In my kernel function i have given arguments as three vectors A,B and C respectively.
A and B are input vector ; C is the output vector
kernel function is as follows
{
int i=get_global_id(0);
int j;
for(j=0;j<6;j++)
{
B[j]=B[j]+1;
}
}
there was no change in the B vector
but when i wrote C[j] in place of B[j] inside the for loop, i got the changes in C vector
C[j]=C[j]+1;
Can anyone explain why??
how do you define your buffer B and C? is buffer B defined as read only and C as write only? or is B defined as
__global const float* B
i have written a kernel for union function between 2 vectors
kernel(a,b,c,k)
{
int i=get_global_id(0);
int j;
int v;
v=0;
for(j=0;j<k;j++)
{
if(A[i] == B[j])
{
v=1;
}
}
if(v==0)
C[i]=A[i];
}
before the kernel function i initialized the values of vector C with 99999
and i have two vectors A and B which have some common values =, but still the values of vector C remain the same.

—————

Exercise task a>
In the OpenCL kernel question, shorten the paragraph beginning "before the kernel function i initialized" while keeping its main facts.

Provided entries>
—————

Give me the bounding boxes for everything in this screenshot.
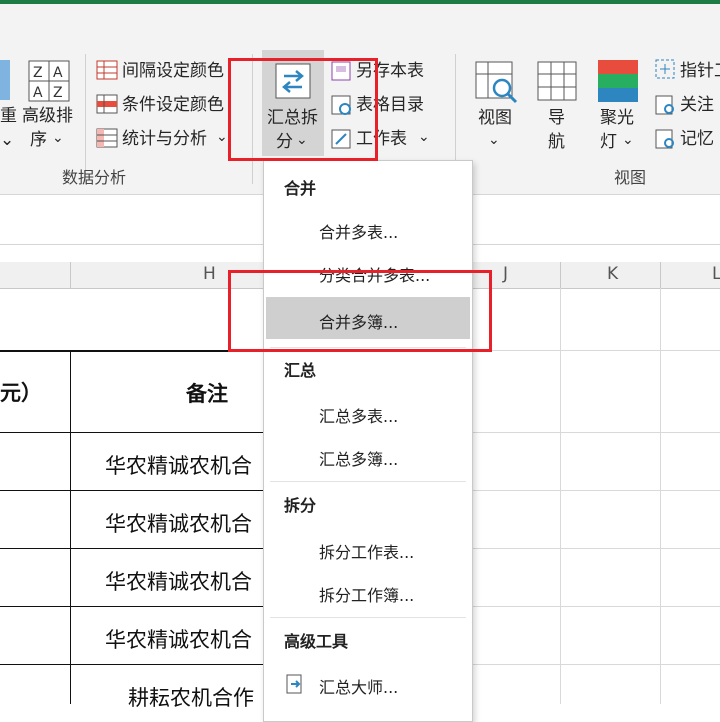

—————

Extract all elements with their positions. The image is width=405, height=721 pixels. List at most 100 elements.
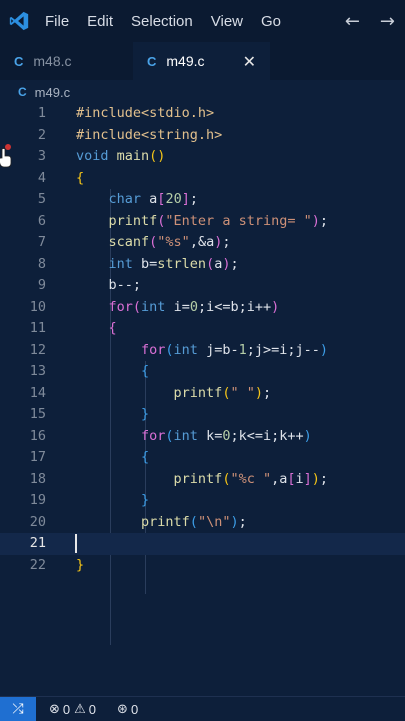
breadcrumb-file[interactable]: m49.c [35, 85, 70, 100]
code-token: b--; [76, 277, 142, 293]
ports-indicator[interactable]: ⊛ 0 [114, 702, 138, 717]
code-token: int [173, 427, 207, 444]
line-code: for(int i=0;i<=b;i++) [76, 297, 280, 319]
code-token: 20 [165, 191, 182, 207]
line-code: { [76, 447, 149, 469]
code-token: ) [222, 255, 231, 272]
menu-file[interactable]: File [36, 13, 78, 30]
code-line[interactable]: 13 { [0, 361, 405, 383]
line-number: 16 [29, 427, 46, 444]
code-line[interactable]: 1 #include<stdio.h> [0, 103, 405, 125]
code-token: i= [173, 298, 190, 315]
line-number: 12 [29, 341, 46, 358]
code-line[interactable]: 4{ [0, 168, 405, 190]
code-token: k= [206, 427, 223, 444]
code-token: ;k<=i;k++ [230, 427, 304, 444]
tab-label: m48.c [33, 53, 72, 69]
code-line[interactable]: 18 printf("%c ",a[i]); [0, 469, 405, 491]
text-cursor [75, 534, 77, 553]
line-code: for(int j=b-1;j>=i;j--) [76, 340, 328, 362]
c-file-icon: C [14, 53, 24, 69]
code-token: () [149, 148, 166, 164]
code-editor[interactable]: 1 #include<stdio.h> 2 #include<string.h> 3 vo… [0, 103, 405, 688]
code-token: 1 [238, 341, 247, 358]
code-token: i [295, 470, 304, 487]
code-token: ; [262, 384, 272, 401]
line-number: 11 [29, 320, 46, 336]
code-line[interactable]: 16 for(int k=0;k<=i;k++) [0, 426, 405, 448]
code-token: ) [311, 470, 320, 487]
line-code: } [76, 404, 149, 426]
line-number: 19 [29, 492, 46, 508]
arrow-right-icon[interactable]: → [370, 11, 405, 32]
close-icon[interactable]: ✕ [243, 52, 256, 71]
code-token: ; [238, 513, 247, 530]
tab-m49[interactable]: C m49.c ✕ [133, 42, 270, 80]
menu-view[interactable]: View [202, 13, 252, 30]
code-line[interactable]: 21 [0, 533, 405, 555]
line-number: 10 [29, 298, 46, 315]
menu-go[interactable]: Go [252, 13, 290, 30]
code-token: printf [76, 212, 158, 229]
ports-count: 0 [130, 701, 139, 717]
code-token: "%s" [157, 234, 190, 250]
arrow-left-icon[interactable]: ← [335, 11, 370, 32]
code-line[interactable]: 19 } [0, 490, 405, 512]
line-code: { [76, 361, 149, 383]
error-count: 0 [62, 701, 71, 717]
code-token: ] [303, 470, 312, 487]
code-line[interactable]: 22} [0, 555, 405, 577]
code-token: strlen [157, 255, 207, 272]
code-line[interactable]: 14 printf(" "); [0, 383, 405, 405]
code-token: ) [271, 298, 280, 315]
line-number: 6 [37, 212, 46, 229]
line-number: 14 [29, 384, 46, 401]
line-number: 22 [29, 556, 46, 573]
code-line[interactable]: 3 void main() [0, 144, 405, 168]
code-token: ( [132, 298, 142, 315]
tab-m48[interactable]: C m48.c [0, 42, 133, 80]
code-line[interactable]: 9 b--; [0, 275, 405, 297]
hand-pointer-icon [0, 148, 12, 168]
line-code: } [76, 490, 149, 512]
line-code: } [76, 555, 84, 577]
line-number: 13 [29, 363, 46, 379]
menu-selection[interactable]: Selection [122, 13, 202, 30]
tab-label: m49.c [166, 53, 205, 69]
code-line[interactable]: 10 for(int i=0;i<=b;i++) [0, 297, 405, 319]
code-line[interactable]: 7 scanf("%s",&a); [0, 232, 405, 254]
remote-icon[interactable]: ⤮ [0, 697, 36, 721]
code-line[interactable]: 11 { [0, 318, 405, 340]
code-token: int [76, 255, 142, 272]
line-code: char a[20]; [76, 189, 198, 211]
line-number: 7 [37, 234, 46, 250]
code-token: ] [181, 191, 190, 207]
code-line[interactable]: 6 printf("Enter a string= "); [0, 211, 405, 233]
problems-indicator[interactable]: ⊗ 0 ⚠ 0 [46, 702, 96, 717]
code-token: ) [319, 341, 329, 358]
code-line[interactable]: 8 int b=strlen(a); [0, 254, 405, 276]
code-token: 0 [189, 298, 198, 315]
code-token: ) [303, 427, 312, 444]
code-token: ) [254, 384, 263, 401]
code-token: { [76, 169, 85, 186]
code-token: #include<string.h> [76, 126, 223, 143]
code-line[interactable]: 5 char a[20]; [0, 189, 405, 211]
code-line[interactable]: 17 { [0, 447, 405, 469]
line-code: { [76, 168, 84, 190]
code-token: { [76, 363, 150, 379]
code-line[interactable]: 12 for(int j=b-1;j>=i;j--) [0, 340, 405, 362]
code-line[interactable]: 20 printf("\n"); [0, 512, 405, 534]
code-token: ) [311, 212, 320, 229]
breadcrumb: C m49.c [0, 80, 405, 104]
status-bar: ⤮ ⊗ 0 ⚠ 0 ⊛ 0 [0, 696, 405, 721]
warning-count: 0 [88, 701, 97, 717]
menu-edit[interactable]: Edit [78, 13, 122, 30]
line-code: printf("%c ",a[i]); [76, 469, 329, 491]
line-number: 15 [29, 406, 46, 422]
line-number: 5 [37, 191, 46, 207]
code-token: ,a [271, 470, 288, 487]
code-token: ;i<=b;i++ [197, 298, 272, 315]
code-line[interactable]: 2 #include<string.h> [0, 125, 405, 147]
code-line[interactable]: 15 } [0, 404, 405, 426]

—————

Exercise task b>
From the records, copy out the part that opens with the line containing "Extract all elements" and closes with the line containing "code-token: printf [76, 212, 158, 229]", both lines included. Leave the pictures out.

Full response a>
Vector C was set to 99999 before the kernel ran. A and B share some values, yet C stayed unchanged.

Full response b>
Extract all elements with their positions. The image is width=405, height=721 pixels. List at most 100 elements.
breadcrumb-file[interactable]: m49.c [35, 85, 70, 100]
code-token: b--; [76, 277, 142, 293]
ports-indicator[interactable]: ⊛ 0 [114, 702, 138, 717]
code-token: int [173, 427, 207, 444]
line-code: for(int i=0;i<=b;i++) [76, 297, 280, 319]
code-token: 20 [165, 191, 182, 207]
line-code: { [76, 447, 149, 469]
code-token: ) [222, 255, 231, 272]
menu-file[interactable]: File [36, 13, 78, 30]
code-line[interactable]: 13 { [0, 361, 405, 383]
line-number: 16 [29, 427, 46, 444]
code-line[interactable]: 1 #include<stdio.h> [0, 103, 405, 125]
code-token: i= [173, 298, 190, 315]
line-number: 12 [29, 341, 46, 358]
code-line[interactable]: 4{ [0, 168, 405, 190]
code-token: k= [206, 427, 223, 444]
code-token: ;k<=i;k++ [230, 427, 304, 444]
tab-label: m48.c [33, 53, 72, 69]
code-line[interactable]: 18 printf("%c ",a[i]); [0, 469, 405, 491]
text-cursor [75, 534, 77, 553]
line-code: for(int j=b-1;j>=i;j--) [76, 340, 328, 362]
c-file-icon: C [14, 53, 24, 69]
code-token: () [149, 148, 166, 164]
code-editor[interactable]: 1 #include<stdio.h> 2 #include<string.h> 3 vo… [0, 103, 405, 688]
code-token: 1 [238, 341, 247, 358]
code-token: i [295, 470, 304, 487]
code-token: ; [262, 384, 272, 401]
line-number: 11 [29, 320, 46, 336]
code-line[interactable]: 16 for(int k=0;k<=i;k++) [0, 426, 405, 448]
code-token: ) [311, 470, 320, 487]
line-code: } [76, 404, 149, 426]
line-number: 19 [29, 492, 46, 508]
arrow-right-icon[interactable]: → [370, 11, 405, 32]
close-icon[interactable]: ✕ [243, 52, 256, 71]
code-token: ; [238, 513, 247, 530]
tab-m49[interactable]: C m49.c ✕ [133, 42, 270, 80]
menu-view[interactable]: View [202, 13, 252, 30]
code-line[interactable]: 21 [0, 533, 405, 555]
line-number: 10 [29, 298, 46, 315]
menu-go[interactable]: Go [252, 13, 290, 30]
code-token: printf [76, 212, 158, 229]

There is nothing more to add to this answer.